Annotated region listings:
┏━━
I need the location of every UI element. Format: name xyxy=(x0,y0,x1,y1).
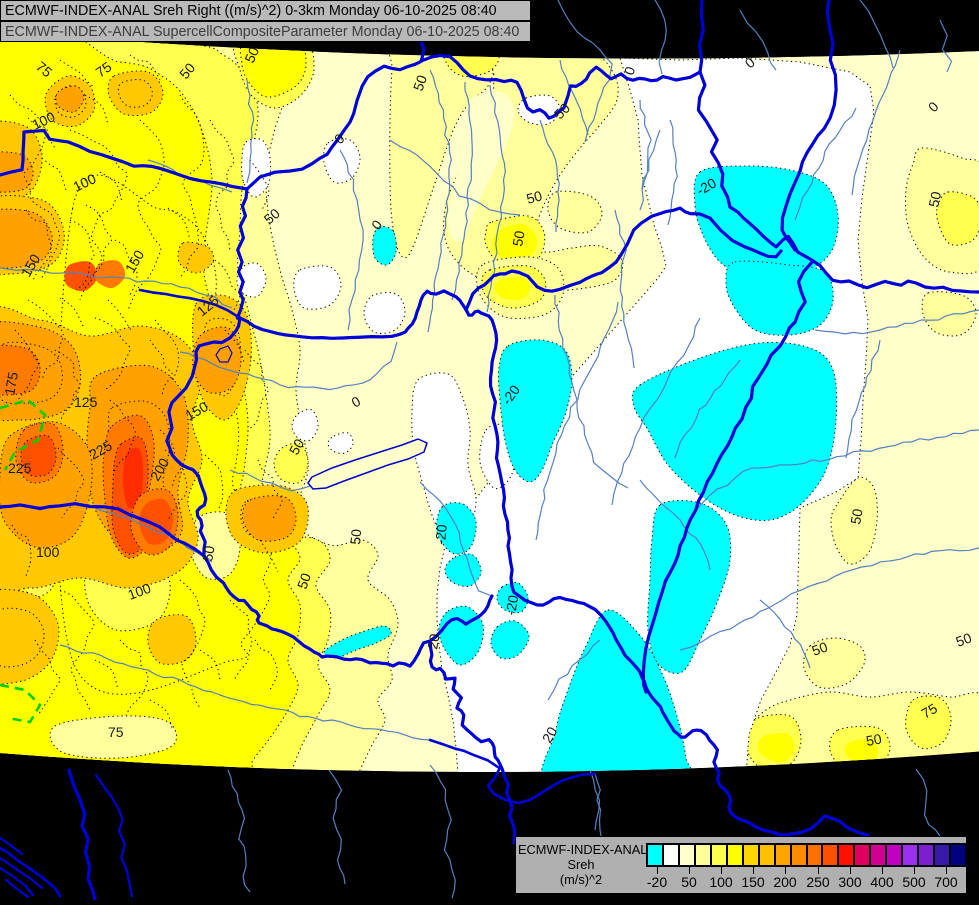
svg-text:50: 50 xyxy=(525,187,544,207)
svg-text:50: 50 xyxy=(847,507,865,525)
svg-text:225: 225 xyxy=(8,460,32,476)
svg-text:-20: -20 xyxy=(432,523,450,545)
svg-text:50: 50 xyxy=(810,638,830,658)
svg-text:50: 50 xyxy=(410,73,430,93)
svg-text:100: 100 xyxy=(126,580,154,603)
svg-text:50: 50 xyxy=(199,544,217,562)
svg-text:100: 100 xyxy=(36,544,60,560)
svg-text:75: 75 xyxy=(108,724,124,740)
svg-text:50: 50 xyxy=(286,436,308,458)
svg-text:50: 50 xyxy=(241,44,262,65)
svg-text:75: 75 xyxy=(919,700,941,722)
svg-text:125: 125 xyxy=(74,394,98,410)
svg-text:50: 50 xyxy=(509,229,527,247)
svg-text:50: 50 xyxy=(954,629,974,649)
svg-text:50: 50 xyxy=(347,528,364,545)
svg-text:20: 20 xyxy=(539,724,561,746)
svg-text:50: 50 xyxy=(865,730,883,748)
svg-text:175: 175 xyxy=(1,371,21,397)
svg-text:50: 50 xyxy=(294,571,314,591)
svg-text:20: 20 xyxy=(424,632,442,650)
svg-text:50: 50 xyxy=(925,190,944,209)
svg-text:-20: -20 xyxy=(502,594,521,617)
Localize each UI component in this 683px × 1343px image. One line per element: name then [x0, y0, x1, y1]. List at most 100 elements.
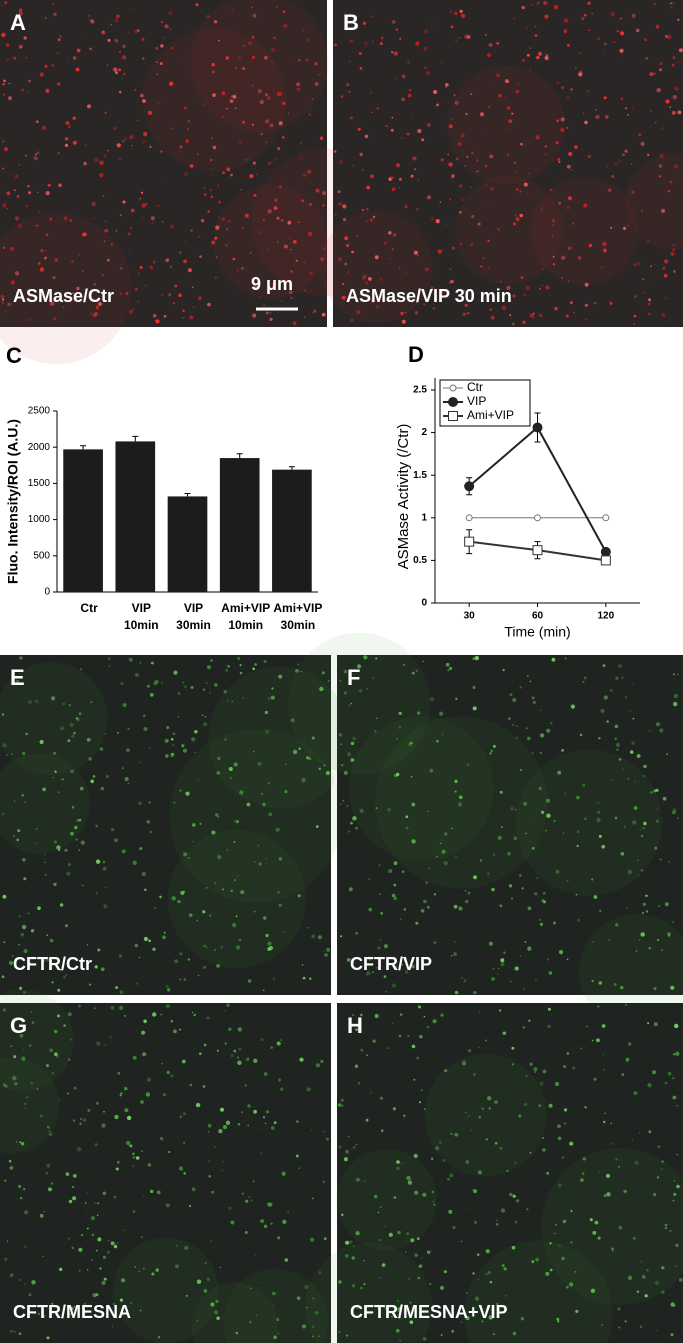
speckle [192, 306, 195, 308]
speckle [1, 975, 5, 979]
speckle [102, 866, 107, 871]
speckle [141, 1150, 144, 1153]
speckle [352, 1014, 354, 1016]
speckle [159, 895, 162, 899]
speckle [618, 1165, 621, 1168]
speckle [375, 290, 377, 292]
speckle [569, 1282, 574, 1287]
speckle [122, 140, 125, 143]
speckle [488, 941, 493, 946]
speckle [603, 695, 608, 700]
speckle [349, 39, 353, 43]
speckle [203, 944, 206, 948]
speckle [454, 1132, 459, 1137]
speckle [454, 11, 458, 15]
speckle [307, 169, 312, 174]
speckle [463, 979, 467, 982]
speckle [322, 1180, 325, 1183]
speckle [251, 123, 254, 126]
speckle [507, 153, 510, 156]
bar [115, 441, 156, 592]
speckle [361, 208, 365, 212]
speckle [411, 671, 415, 675]
speckle [510, 897, 514, 900]
speckle [140, 191, 144, 194]
speckle [119, 57, 121, 60]
speckle [436, 740, 439, 743]
cell-glow [541, 1147, 683, 1305]
speckle [625, 1004, 627, 1006]
speckle [152, 1012, 157, 1017]
speckle [619, 48, 624, 53]
speckle [592, 1231, 597, 1235]
speckle [134, 29, 138, 34]
speckle [303, 173, 306, 177]
speckle [35, 842, 38, 844]
speckle [415, 41, 420, 46]
speckle [110, 1005, 115, 1010]
speckle [451, 246, 455, 250]
speckle [379, 939, 382, 942]
speckle [160, 1138, 163, 1140]
speckle [179, 1028, 181, 1031]
speckle [295, 668, 299, 673]
speckle [399, 918, 402, 921]
speckle [673, 1180, 676, 1182]
speckle [394, 965, 398, 969]
speckle [479, 859, 483, 862]
speckle [644, 38, 647, 41]
speckle [10, 1329, 13, 1333]
speckle [488, 1315, 493, 1320]
speckle [545, 1271, 550, 1276]
speckle [343, 691, 347, 695]
speckle [210, 1240, 213, 1243]
speckle [120, 1092, 123, 1095]
speckle [665, 35, 668, 38]
speckle [271, 61, 273, 63]
speckle [28, 700, 32, 704]
speckle [273, 90, 275, 92]
speckle [173, 670, 178, 675]
speckle [272, 978, 275, 981]
speckle [417, 179, 420, 181]
speckle [352, 164, 355, 167]
cell-glow [190, 0, 329, 132]
cell-glow [530, 177, 639, 286]
speckle [203, 1043, 207, 1047]
speckle [87, 1108, 91, 1113]
speckle [541, 207, 543, 209]
x-tick-label: 60 [532, 611, 544, 622]
speckle [421, 138, 425, 142]
speckle [216, 771, 221, 775]
speckle [491, 977, 495, 981]
speckle [276, 92, 281, 97]
speckle [430, 1157, 434, 1161]
speckle [11, 173, 14, 176]
speckle [463, 289, 466, 292]
speckle [276, 6, 278, 8]
speckle [171, 896, 176, 901]
speckle [584, 303, 588, 307]
speckle [245, 1199, 249, 1203]
speckle [104, 228, 109, 233]
speckle [393, 896, 398, 901]
speckle [516, 1199, 520, 1203]
speckle [38, 1312, 40, 1315]
speckle [661, 949, 663, 951]
speckle [557, 1136, 562, 1141]
speckle [45, 957, 50, 962]
speckle [491, 887, 495, 892]
speckle [64, 143, 69, 147]
speckle [672, 921, 674, 923]
speckle [352, 736, 356, 741]
speckle [598, 981, 602, 985]
speckle [499, 790, 503, 794]
speckle [160, 21, 163, 24]
cell-glow [167, 829, 306, 969]
speckle [494, 1141, 498, 1145]
speckle [462, 199, 464, 201]
speckle [189, 1083, 193, 1087]
speckle [566, 96, 570, 100]
speckle [620, 852, 625, 856]
speckle [398, 1307, 403, 1311]
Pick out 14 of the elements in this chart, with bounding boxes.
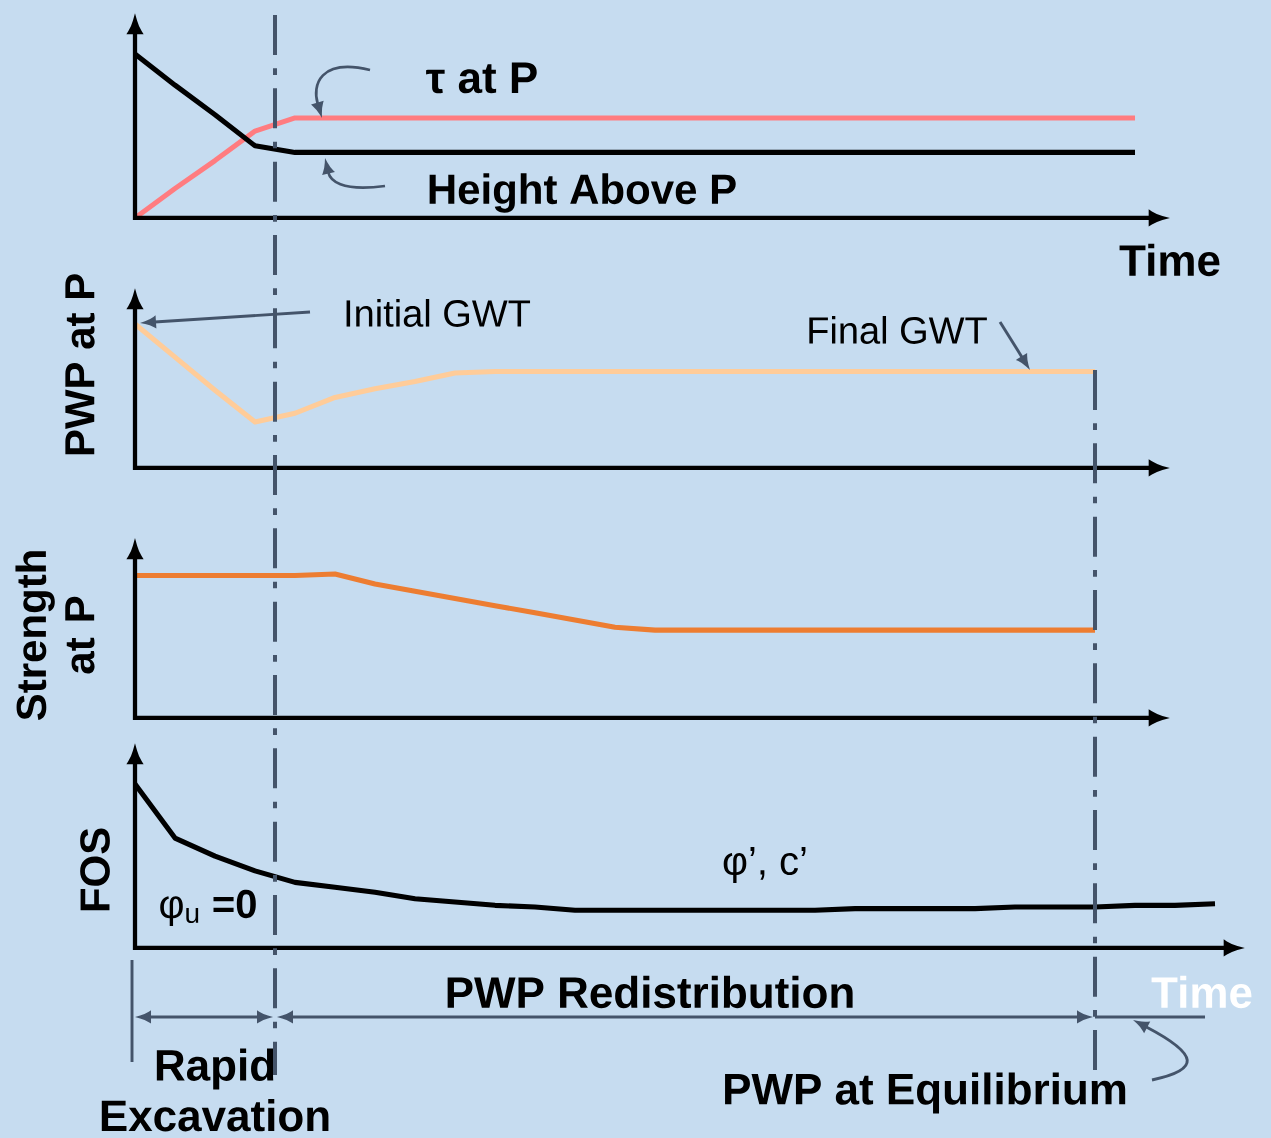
┗━━
# EXERCISE DIRECTIONS
Update the listing from the line with "speckle [192, 306, 195, 308]" up to and including the line with "speckle [619, 48, 624, 53]", changing "bar" to "column" and keeping everything else the same. Give only those lines.

# TASK SOLUTION
speckle [192, 306, 195, 308]
speckle [1, 975, 5, 979]
speckle [102, 866, 107, 871]
speckle [141, 1150, 144, 1153]
speckle [352, 1014, 354, 1016]
speckle [159, 895, 162, 899]
speckle [618, 1165, 621, 1168]
speckle [375, 290, 377, 292]
speckle [569, 1282, 574, 1287]
speckle [122, 140, 125, 143]
speckle [488, 941, 493, 946]
speckle [603, 695, 608, 700]
speckle [349, 39, 353, 43]
speckle [203, 944, 206, 948]
speckle [454, 1132, 459, 1137]
speckle [454, 11, 458, 15]
speckle [307, 169, 312, 174]
speckle [463, 979, 467, 982]
speckle [322, 1180, 325, 1183]
speckle [251, 123, 254, 126]
speckle [507, 153, 510, 156]
column [115, 441, 156, 592]
speckle [361, 208, 365, 212]
speckle [411, 671, 415, 675]
speckle [510, 897, 514, 900]
speckle [140, 191, 144, 194]
speckle [119, 57, 121, 60]
speckle [436, 740, 439, 743]
cell-glow [541, 1147, 683, 1305]
speckle [625, 1004, 627, 1006]
speckle [152, 1012, 157, 1017]
speckle [619, 48, 624, 53]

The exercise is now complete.